§ **WHAT THE TASK ASKS**:
Check the listing below line by line and report how many lines hold "defined", with no other words.

§ **THE RECORDS**:
::::::::::

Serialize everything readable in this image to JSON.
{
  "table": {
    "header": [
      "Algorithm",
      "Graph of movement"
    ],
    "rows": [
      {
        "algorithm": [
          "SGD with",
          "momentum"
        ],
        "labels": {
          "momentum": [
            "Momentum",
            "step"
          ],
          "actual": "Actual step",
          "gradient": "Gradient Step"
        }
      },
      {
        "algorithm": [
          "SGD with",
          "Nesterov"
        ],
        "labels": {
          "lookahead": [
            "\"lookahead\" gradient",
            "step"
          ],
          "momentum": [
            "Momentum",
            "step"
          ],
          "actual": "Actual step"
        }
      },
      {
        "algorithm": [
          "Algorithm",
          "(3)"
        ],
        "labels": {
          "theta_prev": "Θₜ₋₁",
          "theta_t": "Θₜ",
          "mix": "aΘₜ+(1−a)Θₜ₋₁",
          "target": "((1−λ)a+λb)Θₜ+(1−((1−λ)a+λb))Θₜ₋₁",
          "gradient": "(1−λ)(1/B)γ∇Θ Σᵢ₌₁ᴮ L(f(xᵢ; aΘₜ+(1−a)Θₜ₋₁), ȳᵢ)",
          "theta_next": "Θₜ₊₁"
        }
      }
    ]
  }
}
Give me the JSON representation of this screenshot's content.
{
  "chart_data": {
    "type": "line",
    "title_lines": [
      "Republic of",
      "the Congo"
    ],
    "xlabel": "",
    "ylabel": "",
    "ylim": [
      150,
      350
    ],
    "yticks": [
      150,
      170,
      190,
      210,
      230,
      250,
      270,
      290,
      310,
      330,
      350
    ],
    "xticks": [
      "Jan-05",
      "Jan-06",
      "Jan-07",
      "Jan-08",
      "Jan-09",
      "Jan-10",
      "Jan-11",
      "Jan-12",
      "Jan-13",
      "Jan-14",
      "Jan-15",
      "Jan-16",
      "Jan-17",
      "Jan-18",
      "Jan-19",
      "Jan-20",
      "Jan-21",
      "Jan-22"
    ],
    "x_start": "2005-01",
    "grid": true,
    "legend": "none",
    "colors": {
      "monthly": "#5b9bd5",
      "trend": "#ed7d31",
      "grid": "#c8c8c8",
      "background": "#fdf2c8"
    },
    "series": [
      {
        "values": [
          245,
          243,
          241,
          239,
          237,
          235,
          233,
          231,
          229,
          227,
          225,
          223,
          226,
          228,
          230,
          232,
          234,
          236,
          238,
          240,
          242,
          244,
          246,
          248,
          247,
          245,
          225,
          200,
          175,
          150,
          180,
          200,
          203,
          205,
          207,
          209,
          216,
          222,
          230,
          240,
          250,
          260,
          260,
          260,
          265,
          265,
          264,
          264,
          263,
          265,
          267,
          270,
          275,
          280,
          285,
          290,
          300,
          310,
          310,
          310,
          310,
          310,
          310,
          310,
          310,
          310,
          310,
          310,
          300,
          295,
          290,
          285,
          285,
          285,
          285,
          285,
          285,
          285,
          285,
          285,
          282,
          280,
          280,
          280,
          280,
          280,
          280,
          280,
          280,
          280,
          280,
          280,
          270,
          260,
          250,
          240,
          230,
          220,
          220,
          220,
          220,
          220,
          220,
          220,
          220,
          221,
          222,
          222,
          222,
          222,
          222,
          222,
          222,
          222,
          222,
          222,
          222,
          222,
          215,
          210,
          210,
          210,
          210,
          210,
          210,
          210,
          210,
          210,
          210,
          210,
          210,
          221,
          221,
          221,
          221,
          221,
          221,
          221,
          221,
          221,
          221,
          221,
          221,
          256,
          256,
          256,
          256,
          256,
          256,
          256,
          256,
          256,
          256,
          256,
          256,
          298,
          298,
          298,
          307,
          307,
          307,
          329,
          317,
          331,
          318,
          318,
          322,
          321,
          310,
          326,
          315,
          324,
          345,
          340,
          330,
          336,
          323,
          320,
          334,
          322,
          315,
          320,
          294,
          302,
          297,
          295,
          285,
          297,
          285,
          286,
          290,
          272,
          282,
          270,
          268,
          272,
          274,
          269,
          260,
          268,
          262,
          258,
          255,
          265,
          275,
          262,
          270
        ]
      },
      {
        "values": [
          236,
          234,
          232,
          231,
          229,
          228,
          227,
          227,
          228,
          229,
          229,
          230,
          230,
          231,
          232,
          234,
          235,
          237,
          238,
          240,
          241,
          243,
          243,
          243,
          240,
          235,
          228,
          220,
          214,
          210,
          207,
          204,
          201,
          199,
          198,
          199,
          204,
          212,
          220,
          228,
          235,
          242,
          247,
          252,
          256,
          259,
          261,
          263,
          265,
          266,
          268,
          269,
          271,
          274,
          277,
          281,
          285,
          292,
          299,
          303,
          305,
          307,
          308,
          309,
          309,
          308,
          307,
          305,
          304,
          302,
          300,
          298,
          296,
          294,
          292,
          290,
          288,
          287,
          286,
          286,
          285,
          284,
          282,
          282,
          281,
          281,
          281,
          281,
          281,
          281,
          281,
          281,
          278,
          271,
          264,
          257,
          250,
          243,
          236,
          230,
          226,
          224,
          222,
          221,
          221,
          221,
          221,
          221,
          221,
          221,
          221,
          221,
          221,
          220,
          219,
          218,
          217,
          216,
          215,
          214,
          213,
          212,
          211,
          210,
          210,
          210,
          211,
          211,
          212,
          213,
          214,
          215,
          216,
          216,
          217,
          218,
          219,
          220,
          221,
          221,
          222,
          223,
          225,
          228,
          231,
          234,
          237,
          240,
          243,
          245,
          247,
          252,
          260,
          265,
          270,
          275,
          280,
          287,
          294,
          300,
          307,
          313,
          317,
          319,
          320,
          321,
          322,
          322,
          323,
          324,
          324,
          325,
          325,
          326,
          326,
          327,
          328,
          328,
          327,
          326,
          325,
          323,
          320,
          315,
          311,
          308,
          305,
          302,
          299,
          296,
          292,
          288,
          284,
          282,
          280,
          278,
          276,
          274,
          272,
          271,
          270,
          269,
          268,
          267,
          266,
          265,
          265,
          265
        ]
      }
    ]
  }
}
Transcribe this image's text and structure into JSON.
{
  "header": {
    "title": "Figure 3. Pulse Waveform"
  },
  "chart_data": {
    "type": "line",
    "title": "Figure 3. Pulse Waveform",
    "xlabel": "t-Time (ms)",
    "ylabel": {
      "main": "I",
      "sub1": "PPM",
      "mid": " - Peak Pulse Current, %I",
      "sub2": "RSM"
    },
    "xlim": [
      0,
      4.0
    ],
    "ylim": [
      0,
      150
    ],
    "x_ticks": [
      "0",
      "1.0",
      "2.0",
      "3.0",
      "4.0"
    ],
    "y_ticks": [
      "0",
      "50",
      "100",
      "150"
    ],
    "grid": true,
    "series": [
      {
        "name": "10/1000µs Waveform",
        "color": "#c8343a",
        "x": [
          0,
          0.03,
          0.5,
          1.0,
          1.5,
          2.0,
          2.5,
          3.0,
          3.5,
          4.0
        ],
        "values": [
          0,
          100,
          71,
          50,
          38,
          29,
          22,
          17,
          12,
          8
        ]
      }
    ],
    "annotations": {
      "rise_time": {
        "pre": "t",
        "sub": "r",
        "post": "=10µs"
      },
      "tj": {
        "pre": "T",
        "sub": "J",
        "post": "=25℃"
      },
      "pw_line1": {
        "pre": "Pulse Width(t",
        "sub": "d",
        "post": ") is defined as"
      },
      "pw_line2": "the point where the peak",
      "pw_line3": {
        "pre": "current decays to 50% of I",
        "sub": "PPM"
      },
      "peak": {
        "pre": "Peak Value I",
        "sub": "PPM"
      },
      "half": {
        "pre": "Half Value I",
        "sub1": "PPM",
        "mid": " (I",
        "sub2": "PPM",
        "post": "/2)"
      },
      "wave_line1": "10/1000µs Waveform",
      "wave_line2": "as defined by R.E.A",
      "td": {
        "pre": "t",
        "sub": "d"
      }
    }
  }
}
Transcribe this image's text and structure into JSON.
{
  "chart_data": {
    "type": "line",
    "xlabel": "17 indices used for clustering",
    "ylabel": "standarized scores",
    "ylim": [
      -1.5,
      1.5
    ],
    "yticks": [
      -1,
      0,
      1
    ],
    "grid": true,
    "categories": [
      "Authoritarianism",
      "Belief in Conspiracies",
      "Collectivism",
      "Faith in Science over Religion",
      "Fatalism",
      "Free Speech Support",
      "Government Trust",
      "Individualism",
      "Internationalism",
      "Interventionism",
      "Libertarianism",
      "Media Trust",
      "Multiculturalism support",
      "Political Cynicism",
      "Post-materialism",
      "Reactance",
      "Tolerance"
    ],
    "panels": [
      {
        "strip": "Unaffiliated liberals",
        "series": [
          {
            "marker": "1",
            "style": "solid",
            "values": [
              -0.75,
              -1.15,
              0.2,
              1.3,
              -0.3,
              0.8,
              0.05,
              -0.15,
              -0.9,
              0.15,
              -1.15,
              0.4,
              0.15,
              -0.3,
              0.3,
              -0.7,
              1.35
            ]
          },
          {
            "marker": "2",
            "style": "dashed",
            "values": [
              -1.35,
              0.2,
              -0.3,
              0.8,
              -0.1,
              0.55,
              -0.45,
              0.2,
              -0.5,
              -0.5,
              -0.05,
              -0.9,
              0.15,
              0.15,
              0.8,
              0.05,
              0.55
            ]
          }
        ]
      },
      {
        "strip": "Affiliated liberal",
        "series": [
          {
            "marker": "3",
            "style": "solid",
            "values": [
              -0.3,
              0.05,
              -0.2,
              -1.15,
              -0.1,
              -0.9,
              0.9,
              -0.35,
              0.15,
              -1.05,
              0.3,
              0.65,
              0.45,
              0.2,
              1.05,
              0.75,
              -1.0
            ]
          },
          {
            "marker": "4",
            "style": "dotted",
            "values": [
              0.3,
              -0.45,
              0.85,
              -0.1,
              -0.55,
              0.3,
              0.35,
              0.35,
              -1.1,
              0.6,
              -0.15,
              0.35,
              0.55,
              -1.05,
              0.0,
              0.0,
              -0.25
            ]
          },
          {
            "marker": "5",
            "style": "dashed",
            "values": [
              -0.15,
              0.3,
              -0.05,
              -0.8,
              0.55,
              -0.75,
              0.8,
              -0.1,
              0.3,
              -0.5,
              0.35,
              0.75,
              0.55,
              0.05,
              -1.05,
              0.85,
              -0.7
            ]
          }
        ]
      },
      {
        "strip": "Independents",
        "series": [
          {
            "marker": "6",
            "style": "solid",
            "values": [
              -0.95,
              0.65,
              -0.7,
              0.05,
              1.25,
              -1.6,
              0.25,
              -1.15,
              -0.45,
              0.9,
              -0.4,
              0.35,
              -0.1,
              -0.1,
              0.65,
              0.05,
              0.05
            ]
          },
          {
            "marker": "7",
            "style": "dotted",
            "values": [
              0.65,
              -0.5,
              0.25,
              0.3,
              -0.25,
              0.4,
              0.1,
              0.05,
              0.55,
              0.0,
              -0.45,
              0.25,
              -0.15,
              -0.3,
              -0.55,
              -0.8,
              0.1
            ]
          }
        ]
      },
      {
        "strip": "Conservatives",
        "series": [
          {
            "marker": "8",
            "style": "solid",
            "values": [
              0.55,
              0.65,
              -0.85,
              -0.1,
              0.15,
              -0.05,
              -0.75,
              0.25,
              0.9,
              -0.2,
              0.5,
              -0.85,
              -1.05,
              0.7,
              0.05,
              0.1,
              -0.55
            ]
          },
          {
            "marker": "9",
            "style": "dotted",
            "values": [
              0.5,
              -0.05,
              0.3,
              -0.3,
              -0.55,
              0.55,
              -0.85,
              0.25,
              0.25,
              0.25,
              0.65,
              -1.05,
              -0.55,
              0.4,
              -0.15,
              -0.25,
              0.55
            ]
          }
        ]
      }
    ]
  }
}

::::::::::

§ **EXPECTED ANSWER**:
2